--- start Data to process ---

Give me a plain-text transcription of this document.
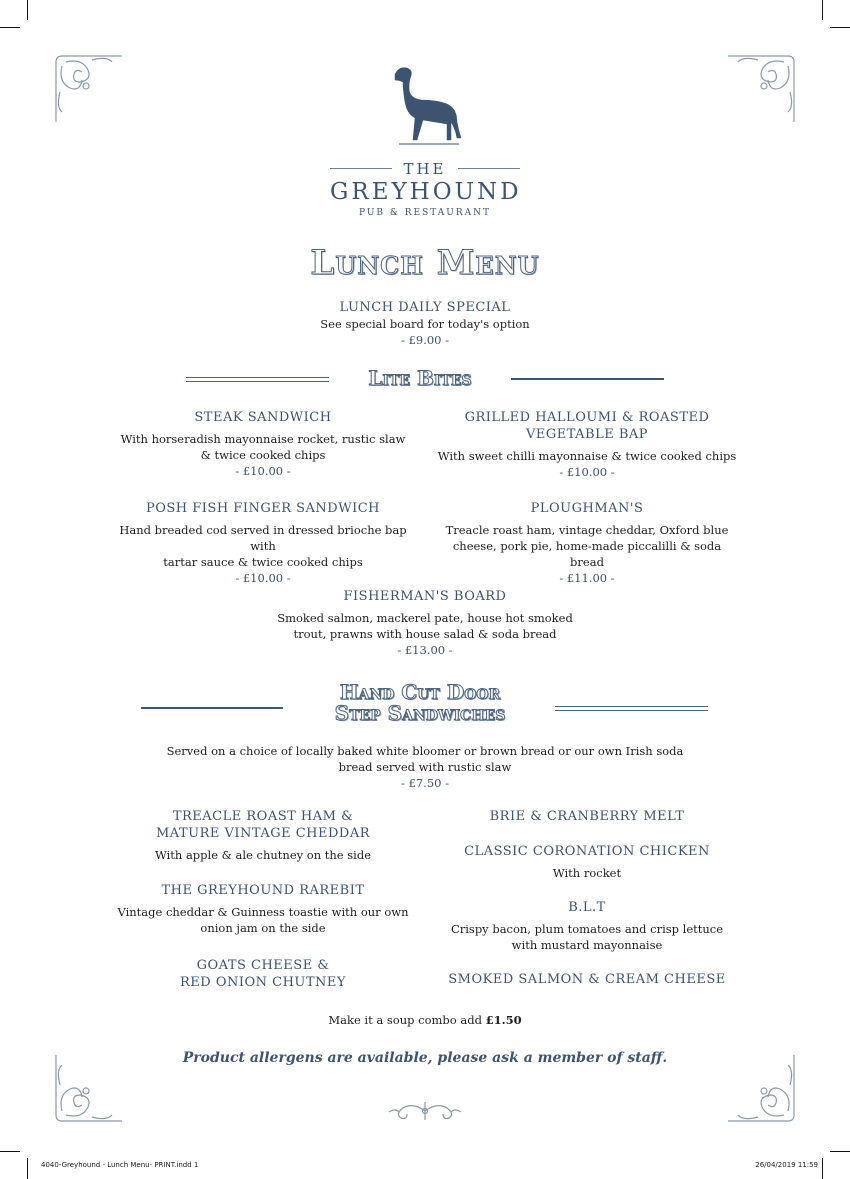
THE
GREYHOUND
PUB & RESTAURANT
Lunch Menu
LUNCH DAILY SPECIAL
See special board for today's option
- £9.00 -
Lite Bites
STEAK SANDWICH
With horseradish mayonnaise rocket, rustic slaw
& twice cooked chips
- £10.00 -
GRILLED HALLOUMI & ROASTED
VEGETABLE BAP
With sweet chilli mayonnaise & twice cooked chips
- £10.00 -
POSH FISH FINGER SANDWICH
Hand breaded cod served in dressed brioche bap with
tartar sauce & twice cooked chips
- £10.00 -
PLOUGHMAN'S
Treacle roast ham, vintage cheddar, Oxford blue
cheese, pork pie, home-made piccalilli & soda bread
- £11.00 -
FISHERMAN'S BOARD
Smoked salmon, mackerel pate, house hot smoked
trout, prawns with house salad & soda bread
- £13.00 -
Hand Cut Door
Step Sandwiches
Served on a choice of locally baked white bloomer or brown bread or our own Irish soda
bread served with rustic slaw
- £7.50 -
TREACLE ROAST HAM &
MATURE VINTAGE CHEDDAR
With apple & ale chutney on the side
THE GREYHOUND RAREBIT
Vintage cheddar & Guinness toastie with our own
onion jam on the side
GOATS CHEESE &
RED ONION CHUTNEY
BRIE & CRANBERRY MELT
CLASSIC CORONATION CHICKEN
With rocket
B.L.T
Crispy bacon, plum tomatoes and crisp lettuce
with mustard mayonnaise
SMOKED SALMON & CREAM CHEESE
Make it a soup combo add £1.50
Product allergens are available, please ask a member of staff.
4040-Greyhound - Lunch Menu- PRINT.indd 1	26/04/2019 11:59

--- end Data to process ---

Copy out the listing exactly as it stands, but not the pictures.

Give me a plain-text transcription of this document.
THE
GREYHOUND
PUB & RESTAURANT
Lunch Menu
LUNCH DAILY SPECIAL
See special board for today's option
- £9.00 -
Lite Bites
STEAK SANDWICH
With horseradish mayonnaise rocket, rustic slaw
& twice cooked chips
- £10.00 -
GRILLED HALLOUMI & ROASTED
VEGETABLE BAP
With sweet chilli mayonnaise & twice cooked chips
- £10.00 -
POSH FISH FINGER SANDWICH
Hand breaded cod served in dressed brioche bap with
tartar sauce & twice cooked chips
- £10.00 -
PLOUGHMAN'S
Treacle roast ham, vintage cheddar, Oxford blue
cheese, pork pie, home-made piccalilli & soda bread
- £11.00 -
FISHERMAN'S BOARD
Smoked salmon, mackerel pate, house hot smoked
trout, prawns with house salad & soda bread
- £13.00 -
Hand Cut Door
Step Sandwiches
Served on a choice of locally baked white bloomer or brown bread or our own Irish soda
bread served with rustic slaw
- £7.50 -
TREACLE ROAST HAM &
MATURE VINTAGE CHEDDAR
With apple & ale chutney on the side
THE GREYHOUND RAREBIT
Vintage cheddar & Guinness toastie with our own
onion jam on the side
GOATS CHEESE &
RED ONION CHUTNEY
BRIE & CRANBERRY MELT
CLASSIC CORONATION CHICKEN
With rocket
B.L.T
Crispy bacon, plum tomatoes and crisp lettuce
with mustard mayonnaise
SMOKED SALMON & CREAM CHEESE
Make it a soup combo add £1.50
Product allergens are available, please ask a member of staff.
4040-Greyhound - Lunch Menu- PRINT.indd 1	26/04/2019 11:59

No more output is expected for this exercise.